§ STATED GOAL:
Type out the material below exactly.

§ EXTRACTED MATERIAL:
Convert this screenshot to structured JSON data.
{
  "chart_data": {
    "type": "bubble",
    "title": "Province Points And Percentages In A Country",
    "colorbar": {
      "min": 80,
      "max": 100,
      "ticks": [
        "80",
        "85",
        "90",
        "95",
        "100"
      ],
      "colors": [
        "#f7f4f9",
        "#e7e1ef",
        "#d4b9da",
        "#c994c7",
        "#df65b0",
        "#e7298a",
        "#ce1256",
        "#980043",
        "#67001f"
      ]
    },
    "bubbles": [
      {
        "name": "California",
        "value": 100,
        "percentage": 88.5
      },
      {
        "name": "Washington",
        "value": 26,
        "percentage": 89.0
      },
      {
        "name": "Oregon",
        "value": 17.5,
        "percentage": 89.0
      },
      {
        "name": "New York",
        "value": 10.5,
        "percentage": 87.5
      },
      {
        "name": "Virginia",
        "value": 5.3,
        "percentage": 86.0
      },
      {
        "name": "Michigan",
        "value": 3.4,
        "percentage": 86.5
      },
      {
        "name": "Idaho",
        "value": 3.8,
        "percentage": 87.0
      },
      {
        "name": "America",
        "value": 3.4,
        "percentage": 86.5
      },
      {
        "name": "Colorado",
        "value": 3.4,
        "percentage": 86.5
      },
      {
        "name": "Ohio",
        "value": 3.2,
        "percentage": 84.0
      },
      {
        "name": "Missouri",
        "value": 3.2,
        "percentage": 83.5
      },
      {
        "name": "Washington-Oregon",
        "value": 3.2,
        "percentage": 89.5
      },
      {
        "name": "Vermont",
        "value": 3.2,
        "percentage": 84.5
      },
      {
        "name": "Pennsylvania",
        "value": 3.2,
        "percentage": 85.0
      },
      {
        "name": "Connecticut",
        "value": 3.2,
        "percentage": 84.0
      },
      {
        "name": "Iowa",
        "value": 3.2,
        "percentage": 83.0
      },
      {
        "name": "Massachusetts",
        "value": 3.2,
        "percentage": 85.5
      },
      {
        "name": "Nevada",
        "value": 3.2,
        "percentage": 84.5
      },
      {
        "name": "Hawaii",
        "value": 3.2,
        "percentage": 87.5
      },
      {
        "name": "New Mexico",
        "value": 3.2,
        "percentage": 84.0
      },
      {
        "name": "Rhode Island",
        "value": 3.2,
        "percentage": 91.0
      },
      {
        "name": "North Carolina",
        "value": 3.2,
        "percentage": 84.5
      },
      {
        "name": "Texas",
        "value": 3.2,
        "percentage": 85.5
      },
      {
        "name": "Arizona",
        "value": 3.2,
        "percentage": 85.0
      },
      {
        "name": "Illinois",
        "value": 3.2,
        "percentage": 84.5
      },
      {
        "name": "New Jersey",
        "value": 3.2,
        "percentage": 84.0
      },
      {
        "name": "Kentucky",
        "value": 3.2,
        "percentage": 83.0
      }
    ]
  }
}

§ SOLUTION TO THIS EXERCISE:
Convert this screenshot to structured JSON data.
{
  "chart_data": {
    "type": "bubble",
    "title": "Province Points And Percentages In A Country",
    "colorbar": {
      "min": 80,
      "max": 100,
      "ticks": [
        "80",
        "85",
        "90",
        "95",
        "100"
      ],
      "colors": [
        "#f7f4f9",
        "#e7e1ef",
        "#d4b9da",
        "#c994c7",
        "#df65b0",
        "#e7298a",
        "#ce1256",
        "#980043",
        "#67001f"
      ]
    },
    "bubbles": [
      {
        "name": "California",
        "value": 100,
        "percentage": 88.5
      },
      {
        "name": "Washington",
        "value": 26,
        "percentage": 89.0
      },
      {
        "name": "Oregon",
        "value": 17.5,
        "percentage": 89.0
      },
      {
        "name": "New York",
        "value": 10.5,
        "percentage": 87.5
      },
      {
        "name": "Virginia",
        "value": 5.3,
        "percentage": 86.0
      },
      {
        "name": "Michigan",
        "value": 3.4,
        "percentage": 86.5
      },
      {
        "name": "Idaho",
        "value": 3.8,
        "percentage": 87.0
      },
      {
        "name": "America",
        "value": 3.4,
        "percentage": 86.5
      },
      {
        "name": "Colorado",
        "value": 3.4,
        "percentage": 86.5
      },
      {
        "name": "Ohio",
        "value": 3.2,
        "percentage": 84.0
      },
      {
        "name": "Missouri",
        "value": 3.2,
        "percentage": 83.5
      },
      {
        "name": "Washington-Oregon",
        "value": 3.2,
        "percentage": 89.5
      },
      {
        "name": "Vermont",
        "value": 3.2,
        "percentage": 84.5
      },
      {
        "name": "Pennsylvania",
        "value": 3.2,
        "percentage": 85.0
      },
      {
        "name": "Connecticut",
        "value": 3.2,
        "percentage": 84.0
      },
      {
        "name": "Iowa",
        "value": 3.2,
        "percentage": 83.0
      },
      {
        "name": "Massachusetts",
        "value": 3.2,
        "percentage": 85.5
      },
      {
        "name": "Nevada",
        "value": 3.2,
        "percentage": 84.5
      },
      {
        "name": "Hawaii",
        "value": 3.2,
        "percentage": 87.5
      },
      {
        "name": "New Mexico",
        "value": 3.2,
        "percentage": 84.0
      },
      {
        "name": "Rhode Island",
        "value": 3.2,
        "percentage": 91.0
      },
      {
        "name": "North Carolina",
        "value": 3.2,
        "percentage": 84.5
      },
      {
        "name": "Texas",
        "value": 3.2,
        "percentage": 85.5
      },
      {
        "name": "Arizona",
        "value": 3.2,
        "percentage": 85.0
      },
      {
        "name": "Illinois",
        "value": 3.2,
        "percentage": 84.5
      },
      {
        "name": "New Jersey",
        "value": 3.2,
        "percentage": 84.0
      },
      {
        "name": "Kentucky",
        "value": 3.2,
        "percentage": 83.0
      }
    ]
  }
}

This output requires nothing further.